--- Kutipan yang Diberikan ---

Itu sebabnya, pembangunan kampung deret mendapat
apresiasi yang besar dari masyarakat bawah, sehingga
sangat penting diteruskan, dipercepat, diperluas serta
ditingkatkan pelaksanaannya. Selain itu,
pembangunan sangat sangat perlu memberi lapangan
kerja kepada masyarakat bawah dengan
memperbanyak proyek-proyek padat karya serta
memberi kepakaran kerja kepada mereka dengan
menyediakan pusat pelatihan kepakaran dikawasan
tempat mereka tinggal.
13. Pembangunan yang memihak kepada rakyat yang
kurang beruntung (wong cilik) di DKI Jakarta, harus
semakin ditingkatkan dengan memberi affirmative
action dan special treatment kepada mereka yang
lemah. Pemihakan kepada mereka yang lemah dalam
pembangunan, merupakan soslusi untuk mencegah
terjadinya konflik sosial di DKI Jakarta, sekaligus
memberi harapan dan semangat baru kepada mereka.

---

• **Tugas yang Diminta**
**A.** Tuliskan ulang bagian kutipan tentang pembangunan di DKI Jakarta, mulai dari "Itu sebabnya, pembangunan" sampai dengan "tempat mereka tinggal.".
**B.** Menurut kutipan tentang pembangunan di DKI Jakarta, keberpihakan kepada mereka yang lemah dalam pembangunan dapat mencegah apa?

--- Data Sumber ---

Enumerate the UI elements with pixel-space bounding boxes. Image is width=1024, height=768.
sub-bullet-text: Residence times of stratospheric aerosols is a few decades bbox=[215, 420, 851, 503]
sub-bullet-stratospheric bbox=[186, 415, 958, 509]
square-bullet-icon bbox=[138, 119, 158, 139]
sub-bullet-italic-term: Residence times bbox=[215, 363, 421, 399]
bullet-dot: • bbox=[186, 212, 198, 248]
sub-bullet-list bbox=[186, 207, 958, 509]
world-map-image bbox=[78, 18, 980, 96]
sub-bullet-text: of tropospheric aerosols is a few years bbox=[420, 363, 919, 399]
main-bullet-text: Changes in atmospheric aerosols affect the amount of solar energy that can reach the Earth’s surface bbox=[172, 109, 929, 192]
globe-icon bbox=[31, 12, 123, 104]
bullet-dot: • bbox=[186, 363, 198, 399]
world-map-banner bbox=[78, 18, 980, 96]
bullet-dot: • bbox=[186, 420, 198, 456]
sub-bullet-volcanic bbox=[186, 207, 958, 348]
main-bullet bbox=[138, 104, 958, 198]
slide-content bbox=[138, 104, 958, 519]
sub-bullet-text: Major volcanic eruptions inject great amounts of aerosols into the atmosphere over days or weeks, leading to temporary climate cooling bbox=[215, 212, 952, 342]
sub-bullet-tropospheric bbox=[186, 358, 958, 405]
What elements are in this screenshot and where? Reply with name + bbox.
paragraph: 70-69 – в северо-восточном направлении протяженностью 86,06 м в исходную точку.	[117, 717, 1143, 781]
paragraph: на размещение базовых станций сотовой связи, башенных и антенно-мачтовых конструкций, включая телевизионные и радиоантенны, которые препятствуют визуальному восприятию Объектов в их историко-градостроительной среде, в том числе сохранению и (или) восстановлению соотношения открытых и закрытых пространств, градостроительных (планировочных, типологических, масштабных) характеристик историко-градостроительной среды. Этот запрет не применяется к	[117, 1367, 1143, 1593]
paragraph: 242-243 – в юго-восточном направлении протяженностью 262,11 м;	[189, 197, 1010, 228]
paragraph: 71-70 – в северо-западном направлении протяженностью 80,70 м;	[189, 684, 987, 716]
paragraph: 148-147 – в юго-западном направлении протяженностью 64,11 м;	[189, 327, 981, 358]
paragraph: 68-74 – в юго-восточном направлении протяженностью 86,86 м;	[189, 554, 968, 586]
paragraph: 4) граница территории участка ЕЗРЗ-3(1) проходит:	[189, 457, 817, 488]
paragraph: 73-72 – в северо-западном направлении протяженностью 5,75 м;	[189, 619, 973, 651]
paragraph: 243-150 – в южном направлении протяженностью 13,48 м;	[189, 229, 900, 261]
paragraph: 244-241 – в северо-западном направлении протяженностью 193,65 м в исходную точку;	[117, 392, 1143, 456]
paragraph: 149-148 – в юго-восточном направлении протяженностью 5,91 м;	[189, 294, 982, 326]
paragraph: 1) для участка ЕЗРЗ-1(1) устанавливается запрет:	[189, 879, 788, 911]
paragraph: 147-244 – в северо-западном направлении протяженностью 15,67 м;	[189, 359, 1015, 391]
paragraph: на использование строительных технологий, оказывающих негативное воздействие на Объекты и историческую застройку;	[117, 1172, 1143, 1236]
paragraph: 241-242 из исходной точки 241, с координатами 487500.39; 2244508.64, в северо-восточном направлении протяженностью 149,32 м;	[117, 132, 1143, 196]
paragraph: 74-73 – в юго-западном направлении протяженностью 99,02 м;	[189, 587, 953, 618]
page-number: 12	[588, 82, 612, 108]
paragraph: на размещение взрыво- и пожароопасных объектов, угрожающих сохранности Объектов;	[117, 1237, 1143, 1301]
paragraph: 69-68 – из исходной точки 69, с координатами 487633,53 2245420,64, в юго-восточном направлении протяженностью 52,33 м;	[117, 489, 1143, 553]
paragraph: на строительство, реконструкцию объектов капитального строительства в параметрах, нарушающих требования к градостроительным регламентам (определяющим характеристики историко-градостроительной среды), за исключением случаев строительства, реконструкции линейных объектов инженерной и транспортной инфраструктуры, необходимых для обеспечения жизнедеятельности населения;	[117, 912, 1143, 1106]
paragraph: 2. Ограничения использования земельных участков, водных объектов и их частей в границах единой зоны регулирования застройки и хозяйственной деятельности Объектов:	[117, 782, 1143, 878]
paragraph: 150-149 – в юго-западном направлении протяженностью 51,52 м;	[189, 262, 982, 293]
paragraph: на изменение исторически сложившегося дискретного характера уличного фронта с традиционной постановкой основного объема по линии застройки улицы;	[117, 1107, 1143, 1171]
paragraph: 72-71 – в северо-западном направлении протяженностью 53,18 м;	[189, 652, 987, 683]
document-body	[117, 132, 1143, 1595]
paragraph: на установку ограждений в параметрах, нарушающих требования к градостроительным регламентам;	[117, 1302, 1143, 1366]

---

• **Jawaban per Tugas**
**A.**
Itu sebabnya, pembangunan kampung deret mendapat
apresiasi yang besar dari masyarakat bawah, sehingga
sangat penting diteruskan, dipercepat, diperluas serta
ditingkatkan pelaksanaannya. Selain itu,
pembangunan sangat sangat perlu memberi lapangan
kerja kepada masyarakat bawah dengan
memperbanyak proyek-proyek padat karya serta
memberi kepakaran kerja kepada mereka dengan
menyediakan pusat pelatihan kepakaran dikawasan
tempat mereka tinggal.

**B.** Terjadinya konflik sosial di DKI Jakarta.